Dataset entries:
*-*-*

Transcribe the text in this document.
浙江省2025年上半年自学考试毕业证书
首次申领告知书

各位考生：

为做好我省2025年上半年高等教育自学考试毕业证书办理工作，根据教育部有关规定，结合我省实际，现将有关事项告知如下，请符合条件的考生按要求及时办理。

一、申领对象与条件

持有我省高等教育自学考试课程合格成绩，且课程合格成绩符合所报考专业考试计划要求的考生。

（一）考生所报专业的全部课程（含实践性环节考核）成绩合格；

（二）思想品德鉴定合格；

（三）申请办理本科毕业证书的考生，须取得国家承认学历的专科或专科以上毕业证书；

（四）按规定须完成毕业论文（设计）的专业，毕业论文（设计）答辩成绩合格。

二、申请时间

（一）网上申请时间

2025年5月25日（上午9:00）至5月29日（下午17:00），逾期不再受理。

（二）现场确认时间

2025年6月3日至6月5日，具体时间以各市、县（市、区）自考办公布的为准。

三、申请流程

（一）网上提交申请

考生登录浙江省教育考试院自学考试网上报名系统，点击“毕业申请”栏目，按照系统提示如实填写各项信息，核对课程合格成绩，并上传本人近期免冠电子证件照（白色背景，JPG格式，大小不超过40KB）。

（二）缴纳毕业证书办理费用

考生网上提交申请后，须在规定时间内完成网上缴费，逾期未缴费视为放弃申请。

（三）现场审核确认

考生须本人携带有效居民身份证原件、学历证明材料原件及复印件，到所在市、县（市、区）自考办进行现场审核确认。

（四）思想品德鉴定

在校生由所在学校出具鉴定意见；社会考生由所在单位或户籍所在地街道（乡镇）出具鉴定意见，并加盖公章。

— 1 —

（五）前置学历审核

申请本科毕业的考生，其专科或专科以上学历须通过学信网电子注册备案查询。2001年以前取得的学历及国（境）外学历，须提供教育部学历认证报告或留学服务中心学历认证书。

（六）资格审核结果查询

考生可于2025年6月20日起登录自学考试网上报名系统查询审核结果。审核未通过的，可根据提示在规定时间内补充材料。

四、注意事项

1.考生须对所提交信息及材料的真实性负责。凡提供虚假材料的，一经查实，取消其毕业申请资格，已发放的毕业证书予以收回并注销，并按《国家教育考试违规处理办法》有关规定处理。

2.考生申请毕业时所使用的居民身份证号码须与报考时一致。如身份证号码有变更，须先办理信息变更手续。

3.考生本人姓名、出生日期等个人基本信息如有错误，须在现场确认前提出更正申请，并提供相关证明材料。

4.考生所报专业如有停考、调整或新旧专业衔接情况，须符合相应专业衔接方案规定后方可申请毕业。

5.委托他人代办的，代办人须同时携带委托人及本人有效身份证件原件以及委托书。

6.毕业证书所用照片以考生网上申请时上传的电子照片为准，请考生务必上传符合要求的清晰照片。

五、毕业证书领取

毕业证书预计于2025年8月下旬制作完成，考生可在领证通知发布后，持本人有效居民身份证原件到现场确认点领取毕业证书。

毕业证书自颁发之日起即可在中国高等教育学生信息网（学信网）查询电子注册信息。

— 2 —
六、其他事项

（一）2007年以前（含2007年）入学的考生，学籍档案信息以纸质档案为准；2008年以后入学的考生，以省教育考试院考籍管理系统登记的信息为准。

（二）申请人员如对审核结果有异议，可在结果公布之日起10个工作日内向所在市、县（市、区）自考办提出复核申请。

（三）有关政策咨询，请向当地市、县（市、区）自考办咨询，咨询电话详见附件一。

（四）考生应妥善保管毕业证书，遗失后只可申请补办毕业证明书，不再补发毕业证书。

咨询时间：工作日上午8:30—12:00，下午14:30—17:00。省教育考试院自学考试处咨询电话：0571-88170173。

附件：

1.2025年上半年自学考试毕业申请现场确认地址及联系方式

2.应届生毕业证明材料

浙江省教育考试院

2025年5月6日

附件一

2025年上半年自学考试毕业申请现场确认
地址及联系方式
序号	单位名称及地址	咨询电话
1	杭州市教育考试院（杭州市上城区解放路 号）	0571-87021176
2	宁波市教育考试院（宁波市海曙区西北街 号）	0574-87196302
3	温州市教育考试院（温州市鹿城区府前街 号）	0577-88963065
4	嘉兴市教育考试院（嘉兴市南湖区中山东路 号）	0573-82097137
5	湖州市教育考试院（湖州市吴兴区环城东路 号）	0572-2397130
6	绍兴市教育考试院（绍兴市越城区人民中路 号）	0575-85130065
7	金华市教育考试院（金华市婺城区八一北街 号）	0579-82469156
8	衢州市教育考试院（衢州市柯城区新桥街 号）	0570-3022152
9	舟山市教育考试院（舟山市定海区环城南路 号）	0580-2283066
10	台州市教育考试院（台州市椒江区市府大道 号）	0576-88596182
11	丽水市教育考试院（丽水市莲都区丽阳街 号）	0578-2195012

*-*-*

▶ [Task statement] Copy every line exactly. Leave nothing out.

▶ [Complete output]
Transcribe the text in this document.
浙江省2025年上半年自学考试毕业证书
首次申领告知书

各位考生：

为做好我省2025年上半年高等教育自学考试毕业证书办理工作，根据教育部有关规定，结合我省实际，现将有关事项告知如下，请符合条件的考生按要求及时办理。

一、申领对象与条件

持有我省高等教育自学考试课程合格成绩，且课程合格成绩符合所报考专业考试计划要求的考生。

（一）考生所报专业的全部课程（含实践性环节考核）成绩合格；

（二）思想品德鉴定合格；

（三）申请办理本科毕业证书的考生，须取得国家承认学历的专科或专科以上毕业证书；

（四）按规定须完成毕业论文（设计）的专业，毕业论文（设计）答辩成绩合格。

二、申请时间

（一）网上申请时间

2025年5月25日（上午9:00）至5月29日（下午17:00），逾期不再受理。

（二）现场确认时间

2025年6月3日至6月5日，具体时间以各市、县（市、区）自考办公布的为准。

三、申请流程

（一）网上提交申请

考生登录浙江省教育考试院自学考试网上报名系统，点击“毕业申请”栏目，按照系统提示如实填写各项信息，核对课程合格成绩，并上传本人近期免冠电子证件照（白色背景，JPG格式，大小不超过40KB）。

（二）缴纳毕业证书办理费用

考生网上提交申请后，须在规定时间内完成网上缴费，逾期未缴费视为放弃申请。

（三）现场审核确认

考生须本人携带有效居民身份证原件、学历证明材料原件及复印件，到所在市、县（市、区）自考办进行现场审核确认。

（四）思想品德鉴定

在校生由所在学校出具鉴定意见；社会考生由所在单位或户籍所在地街道（乡镇）出具鉴定意见，并加盖公章。

— 1 —

（五）前置学历审核

申请本科毕业的考生，其专科或专科以上学历须通过学信网电子注册备案查询。2001年以前取得的学历及国（境）外学历，须提供教育部学历认证报告或留学服务中心学历认证书。

（六）资格审核结果查询

考生可于2025年6月20日起登录自学考试网上报名系统查询审核结果。审核未通过的，可根据提示在规定时间内补充材料。

四、注意事项

1.考生须对所提交信息及材料的真实性负责。凡提供虚假材料的，一经查实，取消其毕业申请资格，已发放的毕业证书予以收回并注销，并按《国家教育考试违规处理办法》有关规定处理。

2.考生申请毕业时所使用的居民身份证号码须与报考时一致。如身份证号码有变更，须先办理信息变更手续。

3.考生本人姓名、出生日期等个人基本信息如有错误，须在现场确认前提出更正申请，并提供相关证明材料。

4.考生所报专业如有停考、调整或新旧专业衔接情况，须符合相应专业衔接方案规定后方可申请毕业。

5.委托他人代办的，代办人须同时携带委托人及本人有效身份证件原件以及委托书。

6.毕业证书所用照片以考生网上申请时上传的电子照片为准，请考生务必上传符合要求的清晰照片。

五、毕业证书领取

毕业证书预计于2025年8月下旬制作完成，考生可在领证通知发布后，持本人有效居民身份证原件到现场确认点领取毕业证书。

毕业证书自颁发之日起即可在中国高等教育学生信息网（学信网）查询电子注册信息。

— 2 —
六、其他事项

（一）2007年以前（含2007年）入学的考生，学籍档案信息以纸质档案为准；2008年以后入学的考生，以省教育考试院考籍管理系统登记的信息为准。

（二）申请人员如对审核结果有异议，可在结果公布之日起10个工作日内向所在市、县（市、区）自考办提出复核申请。

（三）有关政策咨询，请向当地市、县（市、区）自考办咨询，咨询电话详见附件一。

（四）考生应妥善保管毕业证书，遗失后只可申请补办毕业证明书，不再补发毕业证书。

咨询时间：工作日上午8:30—12:00，下午14:30—17:00。省教育考试院自学考试处咨询电话：0571-88170173。

附件：

1.2025年上半年自学考试毕业申请现场确认地址及联系方式

2.应届生毕业证明材料

浙江省教育考试院

2025年5月6日

附件一

2025年上半年自学考试毕业申请现场确认
地址及联系方式
序号	单位名称及地址	咨询电话
1	杭州市教育考试院（杭州市上城区解放路 号）	0571-87021176
2	宁波市教育考试院（宁波市海曙区西北街 号）	0574-87196302
3	温州市教育考试院（温州市鹿城区府前街 号）	0577-88963065
4	嘉兴市教育考试院（嘉兴市南湖区中山东路 号）	0573-82097137
5	湖州市教育考试院（湖州市吴兴区环城东路 号）	0572-2397130
6	绍兴市教育考试院（绍兴市越城区人民中路 号）	0575-85130065
7	金华市教育考试院（金华市婺城区八一北街 号）	0579-82469156
8	衢州市教育考试院（衢州市柯城区新桥街 号）	0570-3022152
9	舟山市教育考试院（舟山市定海区环城南路 号）	0580-2283066
10	台州市教育考试院（台州市椒江区市府大道 号）	0576-88596182
11	丽水市教育考试院（丽水市莲都区丽阳街 号）	0578-2195012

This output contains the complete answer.